Locate the line that contains "Enumerate this screenshot's". Print it and every subsequent line through the final line of the records, exactly and only those.

------------------------------------------------------------------------

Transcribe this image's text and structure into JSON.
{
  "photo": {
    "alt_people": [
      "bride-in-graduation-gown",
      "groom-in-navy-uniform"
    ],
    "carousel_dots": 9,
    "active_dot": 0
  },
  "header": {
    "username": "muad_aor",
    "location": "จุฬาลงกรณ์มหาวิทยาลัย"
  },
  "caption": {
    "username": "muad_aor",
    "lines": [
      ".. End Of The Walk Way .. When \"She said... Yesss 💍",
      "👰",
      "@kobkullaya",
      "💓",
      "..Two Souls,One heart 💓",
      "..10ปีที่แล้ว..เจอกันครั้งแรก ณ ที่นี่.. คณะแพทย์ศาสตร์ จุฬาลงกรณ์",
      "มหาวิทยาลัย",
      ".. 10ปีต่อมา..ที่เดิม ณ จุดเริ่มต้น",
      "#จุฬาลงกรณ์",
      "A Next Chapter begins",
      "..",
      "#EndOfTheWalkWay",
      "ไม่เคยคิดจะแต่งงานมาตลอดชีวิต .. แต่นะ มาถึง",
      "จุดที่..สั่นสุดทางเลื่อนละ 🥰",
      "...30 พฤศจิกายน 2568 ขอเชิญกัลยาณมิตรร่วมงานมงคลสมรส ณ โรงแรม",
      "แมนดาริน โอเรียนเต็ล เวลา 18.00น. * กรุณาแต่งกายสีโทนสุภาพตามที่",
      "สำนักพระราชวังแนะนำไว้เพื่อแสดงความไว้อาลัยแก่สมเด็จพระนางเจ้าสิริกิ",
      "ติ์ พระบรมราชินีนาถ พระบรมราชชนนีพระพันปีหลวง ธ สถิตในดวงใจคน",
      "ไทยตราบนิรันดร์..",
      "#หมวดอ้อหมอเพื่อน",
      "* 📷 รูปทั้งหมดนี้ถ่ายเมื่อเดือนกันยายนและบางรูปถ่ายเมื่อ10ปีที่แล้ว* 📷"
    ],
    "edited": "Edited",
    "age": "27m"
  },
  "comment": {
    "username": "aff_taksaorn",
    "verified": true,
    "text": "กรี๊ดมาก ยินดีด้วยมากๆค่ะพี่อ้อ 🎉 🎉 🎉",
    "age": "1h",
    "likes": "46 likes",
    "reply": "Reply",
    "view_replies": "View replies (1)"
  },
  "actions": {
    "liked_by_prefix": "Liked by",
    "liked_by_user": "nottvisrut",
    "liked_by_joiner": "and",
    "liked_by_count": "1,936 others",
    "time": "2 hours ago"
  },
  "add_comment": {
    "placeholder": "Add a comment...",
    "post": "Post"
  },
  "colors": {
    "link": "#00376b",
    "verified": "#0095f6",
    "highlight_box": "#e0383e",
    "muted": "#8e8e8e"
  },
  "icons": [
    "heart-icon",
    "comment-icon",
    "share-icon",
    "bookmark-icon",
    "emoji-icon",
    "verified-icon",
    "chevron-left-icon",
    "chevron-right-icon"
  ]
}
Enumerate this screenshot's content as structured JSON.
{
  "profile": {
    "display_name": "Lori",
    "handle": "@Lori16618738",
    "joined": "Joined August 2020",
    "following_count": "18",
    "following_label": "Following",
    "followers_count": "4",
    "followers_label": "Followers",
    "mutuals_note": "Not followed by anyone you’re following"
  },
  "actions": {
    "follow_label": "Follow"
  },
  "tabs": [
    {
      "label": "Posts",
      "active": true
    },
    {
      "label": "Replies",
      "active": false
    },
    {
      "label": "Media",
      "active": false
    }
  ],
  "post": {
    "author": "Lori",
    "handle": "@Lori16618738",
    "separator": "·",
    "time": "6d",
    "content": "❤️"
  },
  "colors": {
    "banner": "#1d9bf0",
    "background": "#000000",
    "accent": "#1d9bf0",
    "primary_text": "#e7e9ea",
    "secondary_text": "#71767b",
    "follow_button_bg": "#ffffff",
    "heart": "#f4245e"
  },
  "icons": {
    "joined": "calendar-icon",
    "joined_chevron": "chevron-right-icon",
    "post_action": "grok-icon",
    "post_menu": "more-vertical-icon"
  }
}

------------------------------------------------------------------------

* Task answer
Enumerate this screenshot's content as structured JSON.
{
  "profile": {
    "display_name": "Lori",
    "handle": "@Lori16618738",
    "joined": "Joined August 2020",
    "following_count": "18",
    "following_label": "Following",
    "followers_count": "4",
    "followers_label": "Followers",
    "mutuals_note": "Not followed by anyone you’re following"
  },
  "actions": {
    "follow_label": "Follow"
  },
  "tabs": [
    {
      "label": "Posts",
      "active": true
    },
    {
      "label": "Replies",
      "active": false
    },
    {
      "label": "Media",
      "active": false
    }
  ],
  "post": {
    "author": "Lori",
    "handle": "@Lori16618738",
    "separator": "·",
    "time": "6d",
    "content": "❤️"
  },
  "colors": {
    "banner": "#1d9bf0",
    "background": "#000000",
    "accent": "#1d9bf0",
    "primary_text": "#e7e9ea",
    "secondary_text": "#71767b",
    "follow_button_bg": "#ffffff",
    "heart": "#f4245e"
  },
  "icons": {
    "joined": "calendar-icon",
    "joined_chevron": "chevron-right-icon",
    "post_action": "grok-icon",
    "post_menu": "more-vertical-icon"
  }
}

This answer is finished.